[Structured figure records]

-- start --

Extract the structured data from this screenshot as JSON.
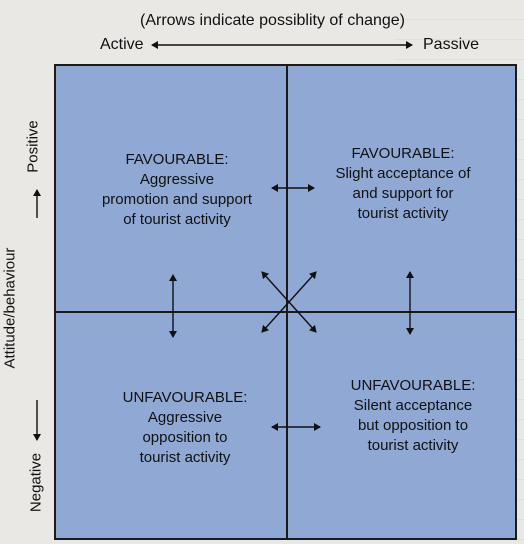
{
  "diagram": {
    "caption": "(Arrows indicate possiblity of change)",
    "axis_x": {
      "left_label": "Active",
      "right_label": "Passive"
    },
    "axis_y": {
      "top_label": "Positive",
      "title": "Attitude/behaviour",
      "bottom_label": "Negative"
    },
    "quadrants": {
      "top_left": {
        "heading": "FAVOURABLE:",
        "lines": [
          "Aggressive",
          "promotion and support",
          "of tourist activity"
        ]
      },
      "top_right": {
        "heading": "FAVOURABLE:",
        "lines": [
          "Slight acceptance of",
          "and support for",
          "tourist activity"
        ]
      },
      "bottom_left": {
        "heading": "UNFAVOURABLE:",
        "lines": [
          "Aggressive",
          "opposition to",
          "tourist activity"
        ]
      },
      "bottom_right": {
        "heading": "UNFAVOURABLE:",
        "lines": [
          "Silent acceptance",
          "but opposition to",
          "tourist activity"
        ]
      }
    },
    "colors": {
      "quadrant_fill": "#8fa8d4",
      "lines": "#1a1a1a",
      "page": "#e9e8e4"
    }
  }
}
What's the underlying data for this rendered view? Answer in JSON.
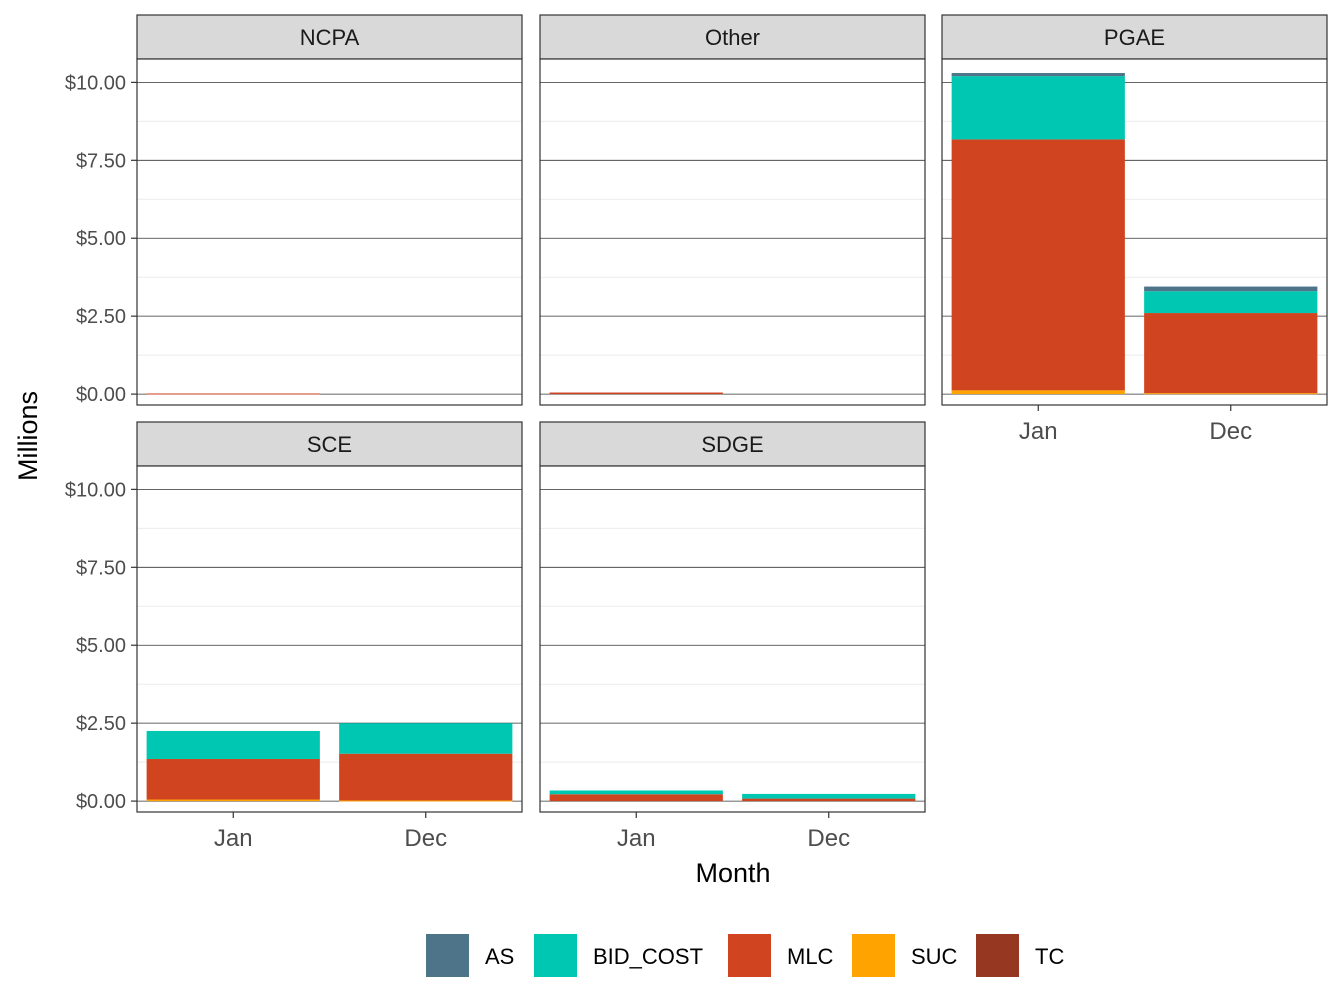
{
  "chart_data": {
    "type": "bar",
    "stacked": true,
    "xlabel": "Month",
    "ylabel": "Millions",
    "categories": [
      "Jan",
      "Dec"
    ],
    "ylim": [
      -0.35,
      10.75
    ],
    "y_ticks": [
      "$0.00",
      "$2.50",
      "$5.00",
      "$7.50",
      "$10.00"
    ],
    "y_tick_values": [
      0,
      2.5,
      5,
      7.5,
      10
    ],
    "grid": true,
    "legend_position": "bottom",
    "legend": [
      {
        "name": "AS",
        "color": "#4e7489"
      },
      {
        "name": "BID_COST",
        "color": "#00c7b1"
      },
      {
        "name": "MLC",
        "color": "#d04520"
      },
      {
        "name": "SUC",
        "color": "#ffa300"
      },
      {
        "name": "TC",
        "color": "#963821"
      }
    ],
    "stack_order": [
      "SUC",
      "TC",
      "MLC",
      "BID_COST",
      "AS"
    ],
    "panels": [
      {
        "title": "NCPA",
        "show_x_ticks": false,
        "values": {
          "Jan": {
            "SUC": 0,
            "TC": 0,
            "MLC": 0.02,
            "BID_COST": 0,
            "AS": 0
          },
          "Dec": {
            "SUC": 0,
            "TC": 0,
            "MLC": 0,
            "BID_COST": 0,
            "AS": 0
          }
        }
      },
      {
        "title": "Other",
        "show_x_ticks": false,
        "values": {
          "Jan": {
            "SUC": 0,
            "TC": 0,
            "MLC": 0.05,
            "BID_COST": 0,
            "AS": 0
          },
          "Dec": {
            "SUC": 0,
            "TC": 0,
            "MLC": 0,
            "BID_COST": 0,
            "AS": 0
          }
        }
      },
      {
        "title": "PGAE",
        "show_x_ticks": true,
        "values": {
          "Jan": {
            "SUC": 0.12,
            "TC": 0,
            "MLC": 8.05,
            "BID_COST": 2.03,
            "AS": 0.1
          },
          "Dec": {
            "SUC": 0.03,
            "TC": 0,
            "MLC": 2.57,
            "BID_COST": 0.7,
            "AS": 0.15
          }
        }
      },
      {
        "title": "SCE",
        "show_x_ticks": true,
        "values": {
          "Jan": {
            "SUC": 0.05,
            "TC": 0,
            "MLC": 1.3,
            "BID_COST": 0.9,
            "AS": 0
          },
          "Dec": {
            "SUC": 0.02,
            "TC": 0,
            "MLC": 1.5,
            "BID_COST": 0.98,
            "AS": 0
          }
        }
      },
      {
        "title": "SDGE",
        "show_x_ticks": true,
        "values": {
          "Jan": {
            "SUC": 0,
            "TC": 0,
            "MLC": 0.22,
            "BID_COST": 0.12,
            "AS": 0
          },
          "Dec": {
            "SUC": 0,
            "TC": 0,
            "MLC": 0.08,
            "BID_COST": 0.15,
            "AS": 0
          }
        }
      }
    ]
  }
}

-- end --

> **INSTRUCTION**:
Output all the records, word for word, with no pictures in the copy.

> **SOLUTION TO THE PROBLEM**:
Extract the structured data from this screenshot as JSON.
{
  "diagram": {
    "caption": "(Arrows indicate possiblity of change)",
    "axis_x": {
      "left_label": "Active",
      "right_label": "Passive"
    },
    "axis_y": {
      "top_label": "Positive",
      "title": "Attitude/behaviour",
      "bottom_label": "Negative"
    },
    "quadrants": {
      "top_left": {
        "heading": "FAVOURABLE:",
        "lines": [
          "Aggressive",
          "promotion and support",
          "of tourist activity"
        ]
      },
      "top_right": {
        "heading": "FAVOURABLE:",
        "lines": [
          "Slight acceptance of",
          "and support for",
          "tourist activity"
        ]
      },
      "bottom_left": {
        "heading": "UNFAVOURABLE:",
        "lines": [
          "Aggressive",
          "opposition to",
          "tourist activity"
        ]
      },
      "bottom_right": {
        "heading": "UNFAVOURABLE:",
        "lines": [
          "Silent acceptance",
          "but opposition to",
          "tourist activity"
        ]
      }
    },
    "colors": {
      "quadrant_fill": "#8fa8d4",
      "lines": "#1a1a1a",
      "page": "#e9e8e4"
    }
  }
}
What's the underlying data for this rendered view? Answer in JSON.
{
  "chart_data": {
    "type": "bar",
    "stacked": true,
    "xlabel": "Month",
    "ylabel": "Millions",
    "categories": [
      "Jan",
      "Dec"
    ],
    "ylim": [
      -0.35,
      10.75
    ],
    "y_ticks": [
      "$0.00",
      "$2.50",
      "$5.00",
      "$7.50",
      "$10.00"
    ],
    "y_tick_values": [
      0,
      2.5,
      5,
      7.5,
      10
    ],
    "grid": true,
    "legend_position": "bottom",
    "legend": [
      {
        "name": "AS",
        "color": "#4e7489"
      },
      {
        "name": "BID_COST",
        "color": "#00c7b1"
      },
      {
        "name": "MLC",
        "color": "#d04520"
      },
      {
        "name": "SUC",
        "color": "#ffa300"
      },
      {
        "name": "TC",
        "color": "#963821"
      }
    ],
    "stack_order": [
      "SUC",
      "TC",
      "MLC",
      "BID_COST",
      "AS"
    ],
    "panels": [
      {
        "title": "NCPA",
        "show_x_ticks": false,
        "values": {
          "Jan": {
            "SUC": 0,
            "TC": 0,
            "MLC": 0.02,
            "BID_COST": 0,
            "AS": 0
          },
          "Dec": {
            "SUC": 0,
            "TC": 0,
            "MLC": 0,
            "BID_COST": 0,
            "AS": 0
          }
        }
      },
      {
        "title": "Other",
        "show_x_ticks": false,
        "values": {
          "Jan": {
            "SUC": 0,
            "TC": 0,
            "MLC": 0.05,
            "BID_COST": 0,
            "AS": 0
          },
          "Dec": {
            "SUC": 0,
            "TC": 0,
            "MLC": 0,
            "BID_COST": 0,
            "AS": 0
          }
        }
      },
      {
        "title": "PGAE",
        "show_x_ticks": true,
        "values": {
          "Jan": {
            "SUC": 0.12,
            "TC": 0,
            "MLC": 8.05,
            "BID_COST": 2.03,
            "AS": 0.1
          },
          "Dec": {
            "SUC": 0.03,
            "TC": 0,
            "MLC": 2.57,
            "BID_COST": 0.7,
            "AS": 0.15
          }
        }
      },
      {
        "title": "SCE",
        "show_x_ticks": true,
        "values": {
          "Jan": {
            "SUC": 0.05,
            "TC": 0,
            "MLC": 1.3,
            "BID_COST": 0.9,
            "AS": 0
          },
          "Dec": {
            "SUC": 0.02,
            "TC": 0,
            "MLC": 1.5,
            "BID_COST": 0.98,
            "AS": 0
          }
        }
      },
      {
        "title": "SDGE",
        "show_x_ticks": true,
        "values": {
          "Jan": {
            "SUC": 0,
            "TC": 0,
            "MLC": 0.22,
            "BID_COST": 0.12,
            "AS": 0
          },
          "Dec": {
            "SUC": 0,
            "TC": 0,
            "MLC": 0.08,
            "BID_COST": 0.15,
            "AS": 0
          }
        }
      }
    ]
  }
}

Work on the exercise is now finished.